*Problem to solve:* Count how many lines contain the word "Einstein". Respond with the number alone.

"""

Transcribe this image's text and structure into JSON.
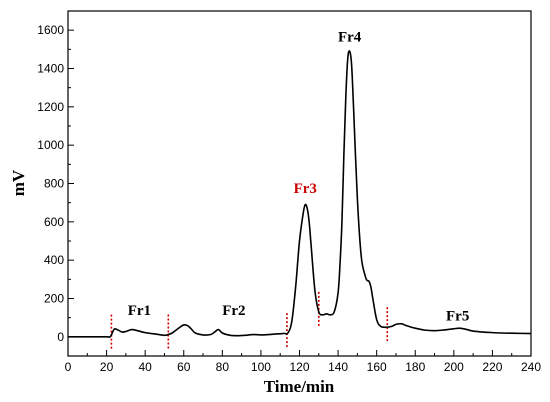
{
  "chart_data": {
    "type": "line",
    "title": "",
    "xlabel": "Time/min",
    "ylabel": "mV",
    "xlim": [
      0,
      240
    ],
    "ylim": [
      -100,
      1700
    ],
    "xticks": [
      0,
      20,
      40,
      60,
      80,
      100,
      120,
      140,
      160,
      180,
      200,
      220,
      240
    ],
    "yticks": [
      0,
      200,
      400,
      600,
      800,
      1000,
      1200,
      1400,
      1600
    ],
    "line_color": "#000000",
    "divider_color": "#cc0000",
    "series": [
      {
        "x": [
          0,
          10,
          20,
          22,
          24,
          26,
          28,
          30,
          33,
          36,
          40,
          45,
          50,
          52,
          54,
          56,
          58,
          60,
          62,
          64,
          66,
          70,
          74,
          76,
          78,
          80,
          84,
          88,
          92,
          96,
          100,
          104,
          108,
          110,
          112,
          114,
          116,
          118,
          120,
          122,
          123,
          124,
          125,
          126,
          128,
          130,
          132,
          134,
          136,
          138,
          140,
          141,
          142,
          143,
          144,
          145,
          146,
          147,
          148,
          150,
          152,
          154,
          155,
          156,
          157,
          158,
          160,
          162,
          165,
          168,
          170,
          173,
          175,
          180,
          185,
          190,
          195,
          200,
          203,
          206,
          210,
          215,
          220,
          225,
          230,
          235,
          240
        ],
        "y": [
          0,
          0,
          0,
          2,
          40,
          35,
          25,
          28,
          38,
          32,
          22,
          15,
          8,
          12,
          20,
          35,
          50,
          62,
          58,
          40,
          20,
          10,
          12,
          25,
          38,
          20,
          8,
          6,
          8,
          12,
          10,
          12,
          15,
          16,
          18,
          20,
          80,
          260,
          500,
          650,
          690,
          670,
          600,
          480,
          240,
          130,
          115,
          120,
          115,
          130,
          230,
          380,
          600,
          950,
          1250,
          1450,
          1490,
          1420,
          1200,
          720,
          420,
          320,
          295,
          290,
          260,
          200,
          90,
          55,
          50,
          55,
          65,
          68,
          60,
          45,
          35,
          32,
          36,
          42,
          45,
          40,
          30,
          25,
          22,
          20,
          19,
          18,
          17
        ]
      }
    ],
    "dividers": [
      22.5,
      52,
      113.5,
      130,
      165.5
    ],
    "annotations": [
      {
        "text": "Fr1",
        "x": 37,
        "y": 115,
        "color": "#000000"
      },
      {
        "text": "Fr2",
        "x": 86,
        "y": 115,
        "color": "#000000"
      },
      {
        "text": "Fr3",
        "x": 123,
        "y": 750,
        "color": "#cc0000"
      },
      {
        "text": "Fr4",
        "x": 146,
        "y": 1540,
        "color": "#000000"
      },
      {
        "text": "Fr5",
        "x": 202,
        "y": 85,
        "color": "#000000"
      }
    ]
  }
}
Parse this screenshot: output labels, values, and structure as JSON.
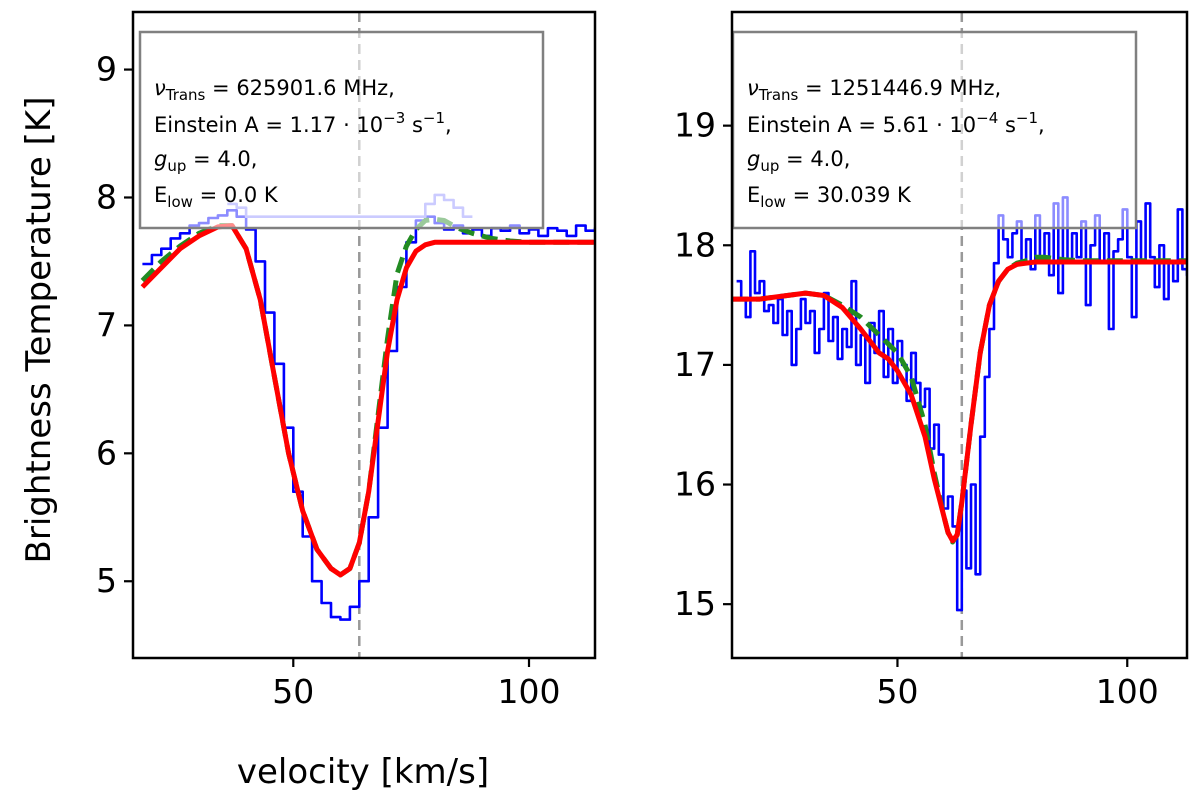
{
  "chart_data": [
    {
      "type": "line",
      "title": "",
      "xlabel": "velocity [km/s]",
      "ylabel": "Brightness Temperature [K]",
      "xlim": [
        16,
        114
      ],
      "ylim": [
        4.4,
        9.45
      ],
      "xticks": [
        50,
        100
      ],
      "yticks": [
        5,
        6,
        7,
        8,
        9
      ],
      "vline": 64,
      "annotation": {
        "line1": {
          "nu": "ν",
          "nu_sub": "Trans",
          "text": " = 625901.6 MHz,"
        },
        "line2": {
          "pre": "Einstein A = 1.17 · 10",
          "sup1": "−3",
          "mid": " s",
          "sup2": "−1",
          "post": ","
        },
        "line3": {
          "g": "g",
          "g_sub": "up",
          "text": " = 4.0,"
        },
        "line4": {
          "e": "E",
          "e_sub": "low",
          "text": " = 0.0 K"
        }
      },
      "series": [
        {
          "name": "observed",
          "style": "step",
          "color": "#0000ff",
          "x": [
            18,
            20,
            22,
            24,
            26,
            28,
            30,
            32,
            34,
            36,
            38,
            40,
            42,
            44,
            46,
            48,
            50,
            52,
            54,
            56,
            58,
            60,
            62,
            64,
            66,
            68,
            70,
            72,
            74,
            76,
            78,
            80,
            82,
            84,
            86,
            88,
            90,
            92,
            94,
            96,
            98,
            100,
            102,
            104,
            106,
            108,
            110,
            112,
            114
          ],
          "y": [
            7.48,
            7.55,
            7.6,
            7.68,
            7.72,
            7.78,
            7.8,
            7.84,
            7.86,
            7.9,
            7.85,
            7.75,
            7.5,
            7.1,
            6.7,
            6.2,
            5.7,
            5.35,
            5.0,
            4.83,
            4.72,
            4.7,
            4.8,
            5.0,
            5.5,
            6.2,
            6.8,
            7.3,
            7.65,
            7.82,
            7.85,
            7.8,
            7.75,
            7.78,
            7.72,
            7.75,
            7.7,
            7.76,
            7.74,
            7.78,
            7.72,
            7.75,
            7.7,
            7.76,
            7.74,
            7.7,
            7.78,
            7.74,
            7.76
          ]
        },
        {
          "name": "observed-faint",
          "style": "step",
          "color": "#8c8cff",
          "x": [
            36,
            38,
            40,
            78,
            80,
            82,
            84,
            86
          ],
          "y": [
            7.95,
            7.92,
            7.85,
            7.95,
            8.02,
            7.98,
            7.92,
            7.85
          ]
        },
        {
          "name": "model-green",
          "style": "dashed",
          "color": "#228b22",
          "x": [
            18,
            22,
            26,
            30,
            34,
            37,
            40,
            43,
            46,
            49,
            52,
            55,
            58,
            60,
            62,
            64,
            66,
            68,
            70,
            72,
            74,
            76,
            78,
            80,
            82,
            85,
            88,
            92,
            96,
            100,
            105,
            110,
            114
          ],
          "y": [
            7.35,
            7.5,
            7.62,
            7.72,
            7.78,
            7.78,
            7.6,
            7.2,
            6.6,
            6.0,
            5.55,
            5.25,
            5.1,
            5.05,
            5.1,
            5.3,
            5.7,
            6.3,
            6.9,
            7.4,
            7.62,
            7.75,
            7.82,
            7.83,
            7.82,
            7.76,
            7.72,
            7.68,
            7.66,
            7.65,
            7.65,
            7.65,
            7.65
          ]
        },
        {
          "name": "model-red",
          "style": "solid",
          "color": "#ff0000",
          "x": [
            18,
            22,
            26,
            30,
            34,
            37,
            40,
            43,
            46,
            49,
            52,
            55,
            58,
            60,
            62,
            64,
            66,
            68,
            70,
            72,
            74,
            76,
            78,
            80,
            84,
            90,
            100,
            110,
            114
          ],
          "y": [
            7.3,
            7.45,
            7.6,
            7.7,
            7.77,
            7.78,
            7.6,
            7.2,
            6.6,
            6.0,
            5.55,
            5.25,
            5.1,
            5.05,
            5.1,
            5.3,
            5.7,
            6.25,
            6.8,
            7.2,
            7.45,
            7.58,
            7.63,
            7.65,
            7.65,
            7.65,
            7.65,
            7.65,
            7.65
          ]
        }
      ]
    },
    {
      "type": "line",
      "title": "",
      "xlabel": "",
      "ylabel": "",
      "xlim": [
        14,
        113
      ],
      "ylim": [
        14.55,
        19.95
      ],
      "xticks": [
        50,
        100
      ],
      "yticks": [
        15,
        16,
        17,
        18,
        19
      ],
      "vline": 64,
      "annotation": {
        "line1": {
          "nu": "ν",
          "nu_sub": "Trans",
          "text": " = 1251446.9 MHz,"
        },
        "line2": {
          "pre": "Einstein A = 5.61 · 10",
          "sup1": "−4",
          "mid": " s",
          "sup2": "−1",
          "post": ","
        },
        "line3": {
          "g": "g",
          "g_sub": "up",
          "text": " = 4.0,"
        },
        "line4": {
          "e": "E",
          "e_sub": "low",
          "text": " = 30.039 K"
        }
      },
      "series": [
        {
          "name": "observed",
          "style": "step",
          "color": "#0000ff",
          "x": [
            15,
            16,
            17,
            18,
            19,
            20,
            21,
            22,
            23,
            24,
            25,
            26,
            27,
            28,
            29,
            30,
            31,
            32,
            33,
            34,
            35,
            36,
            37,
            38,
            39,
            40,
            41,
            42,
            43,
            44,
            45,
            46,
            47,
            48,
            49,
            50,
            51,
            52,
            53,
            54,
            55,
            56,
            57,
            58,
            59,
            60,
            61,
            62,
            63,
            64,
            65,
            66,
            67,
            68,
            69,
            70,
            71,
            72,
            73,
            74,
            75,
            76,
            77,
            78,
            79,
            80,
            81,
            82,
            83,
            84,
            85,
            86,
            87,
            88,
            89,
            90,
            91,
            92,
            93,
            94,
            95,
            96,
            97,
            98,
            99,
            100,
            101,
            102,
            103,
            104,
            105,
            106,
            107,
            108,
            109,
            110,
            111,
            112,
            113
          ],
          "y": [
            17.7,
            17.55,
            17.4,
            17.95,
            17.6,
            17.7,
            17.45,
            17.5,
            17.35,
            17.55,
            17.25,
            17.45,
            17.0,
            17.3,
            17.55,
            17.35,
            17.45,
            17.1,
            17.3,
            17.6,
            17.2,
            17.4,
            17.05,
            17.3,
            17.15,
            17.7,
            17.0,
            17.25,
            16.85,
            17.35,
            17.1,
            17.45,
            16.9,
            17.3,
            16.85,
            17.2,
            17.0,
            16.7,
            17.1,
            16.85,
            16.65,
            16.8,
            16.3,
            16.5,
            16.25,
            15.8,
            15.9,
            15.65,
            14.95,
            15.95,
            15.3,
            16.0,
            15.25,
            16.4,
            16.9,
            17.3,
            17.85,
            18.25,
            18.05,
            17.9,
            18.1,
            18.2,
            17.85,
            18.05,
            17.8,
            18.25,
            17.9,
            18.1,
            17.75,
            18.35,
            17.6,
            18.4,
            17.85,
            18.1,
            17.9,
            18.2,
            17.5,
            18.0,
            18.25,
            17.85,
            18.1,
            17.3,
            17.95,
            18.05,
            18.3,
            17.9,
            17.4,
            18.2,
            17.85,
            18.35,
            17.9,
            17.65,
            18.0,
            17.55,
            17.85,
            17.7,
            18.3,
            17.8,
            17.75
          ]
        },
        {
          "name": "model-green",
          "style": "dashed",
          "color": "#228b22",
          "x": [
            14,
            20,
            26,
            30,
            34,
            38,
            42,
            46,
            50,
            53,
            56,
            58,
            60,
            61,
            62,
            63,
            64,
            66,
            68,
            70,
            72,
            74,
            76,
            78,
            80,
            82,
            86,
            90,
            96,
            100,
            106,
            113
          ],
          "y": [
            17.55,
            17.55,
            17.58,
            17.6,
            17.58,
            17.5,
            17.4,
            17.25,
            17.1,
            16.9,
            16.5,
            16.1,
            15.75,
            15.6,
            15.52,
            15.58,
            15.85,
            16.5,
            17.1,
            17.5,
            17.7,
            17.8,
            17.85,
            17.87,
            17.9,
            17.9,
            17.88,
            17.87,
            17.87,
            17.87,
            17.87,
            17.87
          ]
        },
        {
          "name": "model-red",
          "style": "solid",
          "color": "#ff0000",
          "x": [
            14,
            20,
            26,
            30,
            34,
            38,
            42,
            46,
            48,
            50,
            53,
            56,
            58,
            60,
            61,
            62,
            63,
            64,
            66,
            68,
            70,
            72,
            74,
            76,
            78,
            80,
            84,
            90,
            100,
            113
          ],
          "y": [
            17.55,
            17.55,
            17.58,
            17.6,
            17.58,
            17.48,
            17.3,
            17.1,
            17.05,
            16.95,
            16.75,
            16.4,
            16.05,
            15.75,
            15.6,
            15.53,
            15.58,
            15.85,
            16.5,
            17.1,
            17.5,
            17.7,
            17.8,
            17.84,
            17.85,
            17.86,
            17.86,
            17.86,
            17.86,
            17.86
          ]
        }
      ]
    }
  ]
}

"""

*Solved exercise:* 2